- [INSTRUCTION]
Lay out the records as a Markdown table with the columns Row and Line, from the line containing "most 100 elements." up to and including the line containing "annotation-label-scene: scene <box>1492 596". Give each line its own numbered row, skipping blank lines and leaving out the pictures.
===== ENTRIES PROVIDED
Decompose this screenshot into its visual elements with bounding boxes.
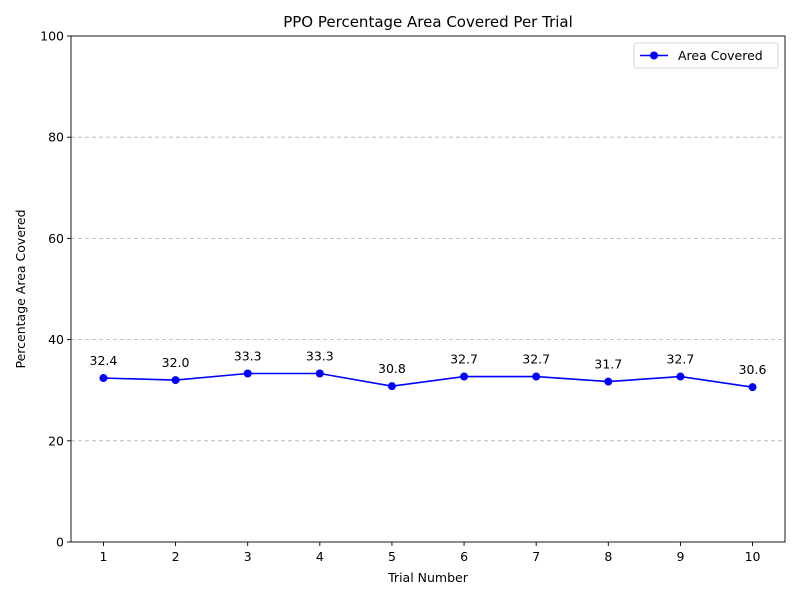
==========
===== ENTRIES PROVIDED
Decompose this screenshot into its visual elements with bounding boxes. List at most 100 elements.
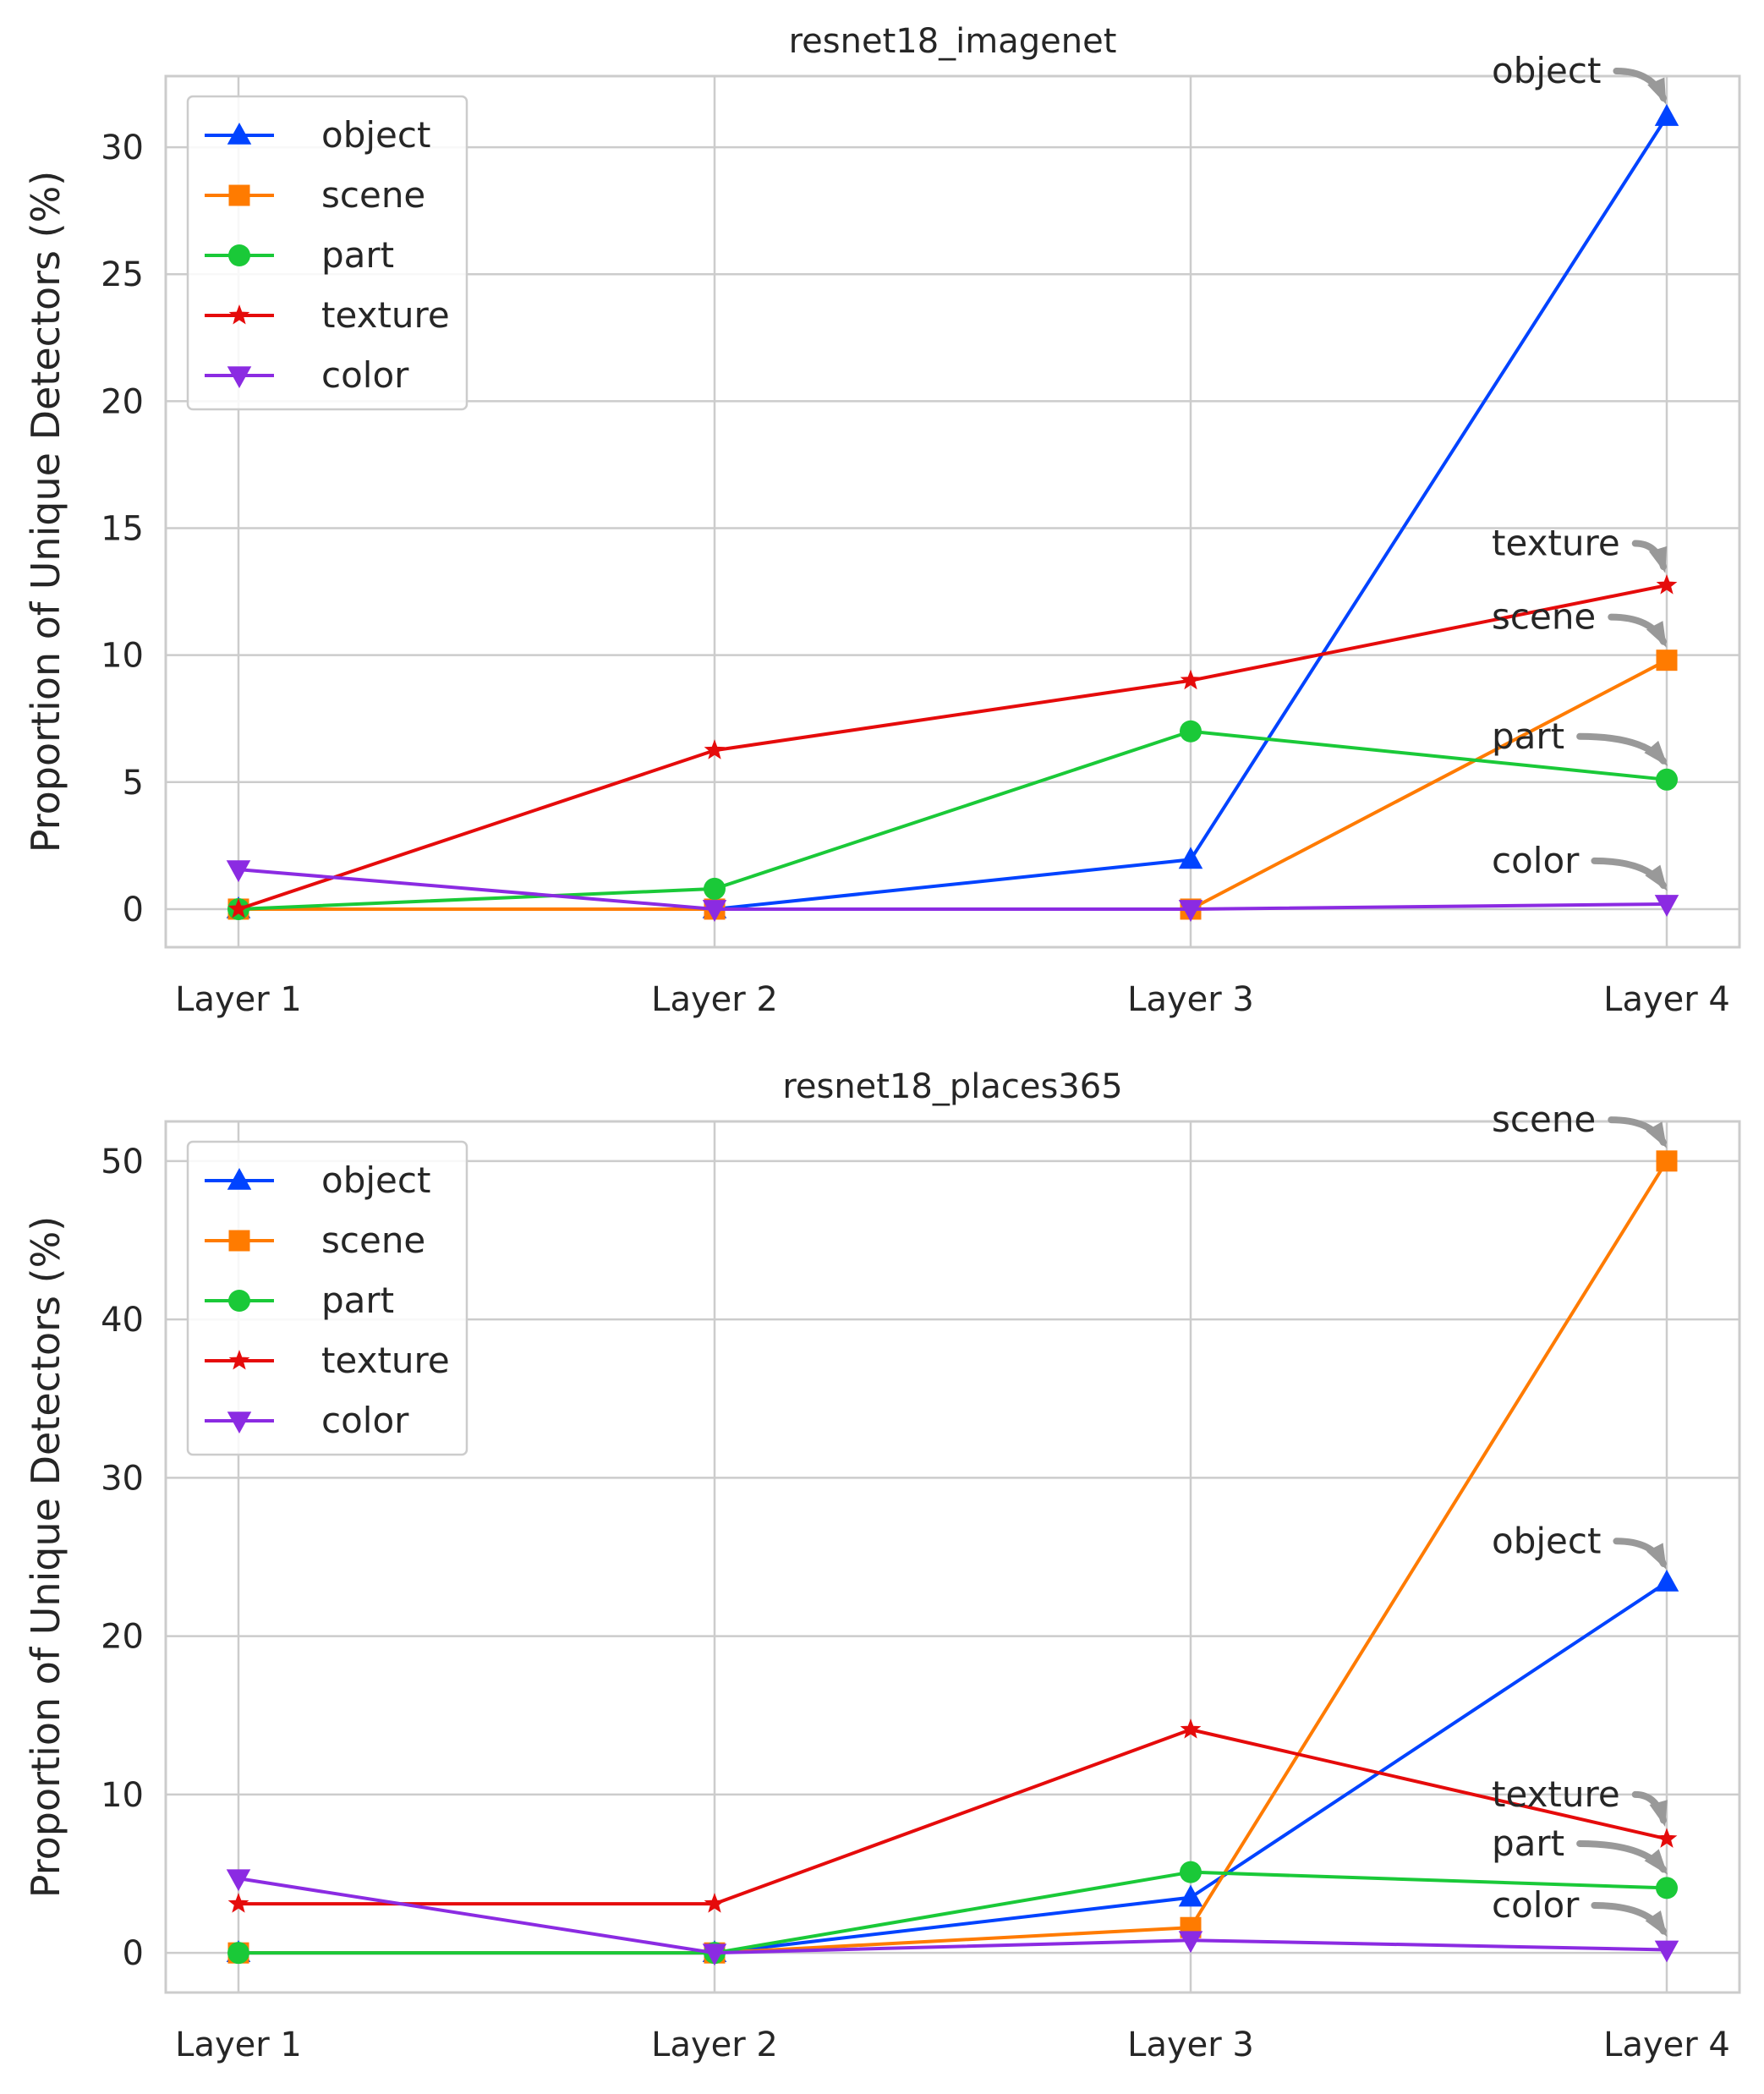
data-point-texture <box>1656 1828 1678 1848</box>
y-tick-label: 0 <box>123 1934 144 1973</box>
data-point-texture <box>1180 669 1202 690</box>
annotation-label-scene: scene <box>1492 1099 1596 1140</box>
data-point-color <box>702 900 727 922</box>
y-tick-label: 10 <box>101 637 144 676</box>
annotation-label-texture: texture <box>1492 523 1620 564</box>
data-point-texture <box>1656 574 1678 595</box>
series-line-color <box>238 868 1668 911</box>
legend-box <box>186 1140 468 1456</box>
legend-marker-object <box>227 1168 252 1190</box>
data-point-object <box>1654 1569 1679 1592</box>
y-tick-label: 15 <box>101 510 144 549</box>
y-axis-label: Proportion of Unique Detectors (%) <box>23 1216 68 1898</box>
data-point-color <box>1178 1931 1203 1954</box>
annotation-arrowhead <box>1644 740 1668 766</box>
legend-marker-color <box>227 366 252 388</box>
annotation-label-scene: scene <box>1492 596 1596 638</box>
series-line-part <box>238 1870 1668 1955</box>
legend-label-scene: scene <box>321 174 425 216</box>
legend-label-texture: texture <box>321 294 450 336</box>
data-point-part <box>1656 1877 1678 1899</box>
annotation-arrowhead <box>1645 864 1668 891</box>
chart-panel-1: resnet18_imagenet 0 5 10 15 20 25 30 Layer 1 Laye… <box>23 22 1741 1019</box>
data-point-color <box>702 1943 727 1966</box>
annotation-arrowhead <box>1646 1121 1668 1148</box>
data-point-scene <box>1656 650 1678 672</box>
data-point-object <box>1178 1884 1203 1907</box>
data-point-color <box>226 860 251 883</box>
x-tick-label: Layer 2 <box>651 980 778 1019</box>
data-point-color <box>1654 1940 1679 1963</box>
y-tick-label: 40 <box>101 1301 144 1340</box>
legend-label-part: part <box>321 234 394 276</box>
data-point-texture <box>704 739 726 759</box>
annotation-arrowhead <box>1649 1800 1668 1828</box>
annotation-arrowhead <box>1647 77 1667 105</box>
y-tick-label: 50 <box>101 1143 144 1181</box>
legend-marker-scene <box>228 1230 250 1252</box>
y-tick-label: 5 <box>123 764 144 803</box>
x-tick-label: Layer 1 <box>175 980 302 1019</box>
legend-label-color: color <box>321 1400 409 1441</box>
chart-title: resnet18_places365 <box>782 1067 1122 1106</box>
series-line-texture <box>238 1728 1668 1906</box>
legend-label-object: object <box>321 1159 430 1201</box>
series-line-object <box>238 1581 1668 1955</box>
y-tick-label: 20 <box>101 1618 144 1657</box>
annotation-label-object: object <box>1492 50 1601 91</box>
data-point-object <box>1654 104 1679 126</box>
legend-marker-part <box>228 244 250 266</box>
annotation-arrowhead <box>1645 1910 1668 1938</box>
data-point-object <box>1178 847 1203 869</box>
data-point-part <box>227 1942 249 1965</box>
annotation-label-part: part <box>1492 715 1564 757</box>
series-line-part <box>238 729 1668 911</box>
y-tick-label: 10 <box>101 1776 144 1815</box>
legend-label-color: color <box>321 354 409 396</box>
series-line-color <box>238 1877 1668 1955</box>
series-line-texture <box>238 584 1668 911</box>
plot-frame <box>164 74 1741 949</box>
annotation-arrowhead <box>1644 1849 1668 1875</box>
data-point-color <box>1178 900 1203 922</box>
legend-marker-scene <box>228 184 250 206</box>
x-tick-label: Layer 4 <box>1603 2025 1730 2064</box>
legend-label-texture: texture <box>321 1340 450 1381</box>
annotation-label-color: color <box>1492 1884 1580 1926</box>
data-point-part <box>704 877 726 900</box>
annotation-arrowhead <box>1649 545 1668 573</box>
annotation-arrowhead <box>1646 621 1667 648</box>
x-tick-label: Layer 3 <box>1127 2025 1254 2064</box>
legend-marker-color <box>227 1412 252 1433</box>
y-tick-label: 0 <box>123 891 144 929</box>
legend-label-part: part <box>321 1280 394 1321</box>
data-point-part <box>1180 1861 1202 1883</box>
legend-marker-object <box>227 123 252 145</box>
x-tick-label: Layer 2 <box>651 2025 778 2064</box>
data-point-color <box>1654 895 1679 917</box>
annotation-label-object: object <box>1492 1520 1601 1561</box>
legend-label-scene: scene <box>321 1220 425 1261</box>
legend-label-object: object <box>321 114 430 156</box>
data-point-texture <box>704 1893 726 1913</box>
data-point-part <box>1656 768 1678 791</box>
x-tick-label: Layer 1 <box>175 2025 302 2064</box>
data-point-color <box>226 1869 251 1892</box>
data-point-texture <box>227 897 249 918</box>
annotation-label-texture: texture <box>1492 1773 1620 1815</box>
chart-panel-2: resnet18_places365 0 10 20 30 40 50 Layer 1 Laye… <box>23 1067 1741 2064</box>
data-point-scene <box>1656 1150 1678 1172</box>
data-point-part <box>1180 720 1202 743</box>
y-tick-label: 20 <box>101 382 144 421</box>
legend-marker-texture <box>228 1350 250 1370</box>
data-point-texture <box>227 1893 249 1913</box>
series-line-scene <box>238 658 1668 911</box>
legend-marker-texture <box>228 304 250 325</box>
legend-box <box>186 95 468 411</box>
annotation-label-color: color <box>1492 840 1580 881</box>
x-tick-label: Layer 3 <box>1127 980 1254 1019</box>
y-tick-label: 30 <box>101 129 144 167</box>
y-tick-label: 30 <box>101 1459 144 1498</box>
==========
- [TASK OUTPUT]
| Row | Line |
|---|---|
| 1 | Decompose this screenshot into its visual elements with bounding boxes. List at most 100 elements. |
| 2 | data-point-texture <box>1656 1828 1678 1848</box> |
| 3 | y-tick-label: 0 <box>123 1934 144 1973</box> |
| 4 | data-point-texture <box>1180 669 1202 690</box> |
| 5 | annotation-label-scene: scene <box>1492 1099 1596 1140</box> |
| 6 | data-point-color <box>702 900 727 922</box> |
| 7 | y-tick-label: 10 <box>101 637 144 676</box> |
| 8 | annotation-label-texture: texture <box>1492 523 1620 564</box> |
| 9 | data-point-texture <box>1656 574 1678 595</box> |
| 10 | series-line-color <box>238 868 1668 911</box> |
| 11 | legend-box <box>186 1140 468 1456</box> |
| 12 | legend-marker-object <box>227 1168 252 1190</box> |
| 13 | data-point-object <box>1654 1569 1679 1592</box> |
| 14 | y-tick-label: 15 <box>101 510 144 549</box> |
| 15 | y-axis-label: Proportion of Unique Detectors (%) <box>23 1216 68 1898</box> |
| 16 | data-point-color <box>1178 1931 1203 1954</box> |
| 17 | annotation-arrowhead <box>1644 740 1668 766</box> |
| 18 | legend-marker-color <box>227 366 252 388</box> |
| 19 | annotation-label-scene: scene <box>1492 596 1596 638</box> |